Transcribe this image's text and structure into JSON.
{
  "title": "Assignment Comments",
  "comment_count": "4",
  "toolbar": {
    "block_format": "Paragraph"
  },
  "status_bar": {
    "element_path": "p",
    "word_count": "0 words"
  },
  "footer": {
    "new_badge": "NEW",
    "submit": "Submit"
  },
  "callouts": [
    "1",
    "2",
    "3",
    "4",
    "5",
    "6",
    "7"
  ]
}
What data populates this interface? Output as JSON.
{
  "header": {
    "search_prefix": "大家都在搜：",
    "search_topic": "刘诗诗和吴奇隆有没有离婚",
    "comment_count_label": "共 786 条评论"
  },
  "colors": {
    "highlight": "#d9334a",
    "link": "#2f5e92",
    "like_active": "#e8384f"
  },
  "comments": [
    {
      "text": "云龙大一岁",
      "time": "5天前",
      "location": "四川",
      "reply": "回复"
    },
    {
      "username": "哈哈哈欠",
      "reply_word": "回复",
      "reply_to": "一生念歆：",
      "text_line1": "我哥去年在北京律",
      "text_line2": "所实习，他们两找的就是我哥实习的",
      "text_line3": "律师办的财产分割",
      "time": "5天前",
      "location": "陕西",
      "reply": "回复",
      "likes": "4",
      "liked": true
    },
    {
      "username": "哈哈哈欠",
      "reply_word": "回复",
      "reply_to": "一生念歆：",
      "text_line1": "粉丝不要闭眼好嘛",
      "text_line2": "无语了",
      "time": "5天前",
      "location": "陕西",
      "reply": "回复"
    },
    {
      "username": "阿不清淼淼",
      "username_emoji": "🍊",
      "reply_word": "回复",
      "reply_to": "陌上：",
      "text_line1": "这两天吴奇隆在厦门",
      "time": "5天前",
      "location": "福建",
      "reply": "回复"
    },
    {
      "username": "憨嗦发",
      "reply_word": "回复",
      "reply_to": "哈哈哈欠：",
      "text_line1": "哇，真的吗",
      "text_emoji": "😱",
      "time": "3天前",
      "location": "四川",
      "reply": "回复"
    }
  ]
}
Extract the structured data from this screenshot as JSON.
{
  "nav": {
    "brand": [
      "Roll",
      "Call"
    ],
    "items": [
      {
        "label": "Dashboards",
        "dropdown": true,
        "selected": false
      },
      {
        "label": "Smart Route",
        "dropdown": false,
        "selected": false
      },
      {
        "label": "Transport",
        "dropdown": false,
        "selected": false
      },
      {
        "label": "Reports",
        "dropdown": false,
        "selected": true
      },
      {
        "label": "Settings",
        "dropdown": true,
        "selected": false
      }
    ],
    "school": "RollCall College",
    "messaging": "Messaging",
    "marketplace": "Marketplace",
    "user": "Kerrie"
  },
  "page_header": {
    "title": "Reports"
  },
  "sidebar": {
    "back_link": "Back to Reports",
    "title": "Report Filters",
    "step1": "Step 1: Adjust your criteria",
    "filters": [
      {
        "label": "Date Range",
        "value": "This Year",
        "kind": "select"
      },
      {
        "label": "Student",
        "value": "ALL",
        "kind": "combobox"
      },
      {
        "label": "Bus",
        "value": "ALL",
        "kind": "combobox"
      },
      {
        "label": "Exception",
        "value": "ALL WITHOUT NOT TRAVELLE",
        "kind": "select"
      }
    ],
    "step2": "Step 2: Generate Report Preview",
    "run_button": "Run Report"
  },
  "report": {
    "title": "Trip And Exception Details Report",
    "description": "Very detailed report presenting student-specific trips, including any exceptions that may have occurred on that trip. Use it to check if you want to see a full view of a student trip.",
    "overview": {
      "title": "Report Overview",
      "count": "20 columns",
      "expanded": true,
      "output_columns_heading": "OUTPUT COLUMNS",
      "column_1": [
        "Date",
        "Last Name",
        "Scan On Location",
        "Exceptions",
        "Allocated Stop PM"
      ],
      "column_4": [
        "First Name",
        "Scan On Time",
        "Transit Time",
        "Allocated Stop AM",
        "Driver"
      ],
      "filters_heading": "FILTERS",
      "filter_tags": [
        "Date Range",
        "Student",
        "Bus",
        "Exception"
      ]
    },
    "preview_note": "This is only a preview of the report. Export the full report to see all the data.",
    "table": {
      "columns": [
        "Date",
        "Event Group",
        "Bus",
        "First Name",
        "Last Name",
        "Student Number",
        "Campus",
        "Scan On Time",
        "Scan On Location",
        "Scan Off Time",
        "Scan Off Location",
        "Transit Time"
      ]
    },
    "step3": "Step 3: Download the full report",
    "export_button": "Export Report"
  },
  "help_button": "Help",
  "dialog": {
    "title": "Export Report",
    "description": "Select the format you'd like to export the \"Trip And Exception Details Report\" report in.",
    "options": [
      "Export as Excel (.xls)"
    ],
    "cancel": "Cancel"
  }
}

::::::::::

▸ TASK PROMPT:
Using the entries above, return each line that includes the word "Details".

▸ FULL ANSWER:
    "title": "Trip And Exception Details Report",
    "description": "Select the format you'd like to export the \"Trip And Exception Details Report\" report in.",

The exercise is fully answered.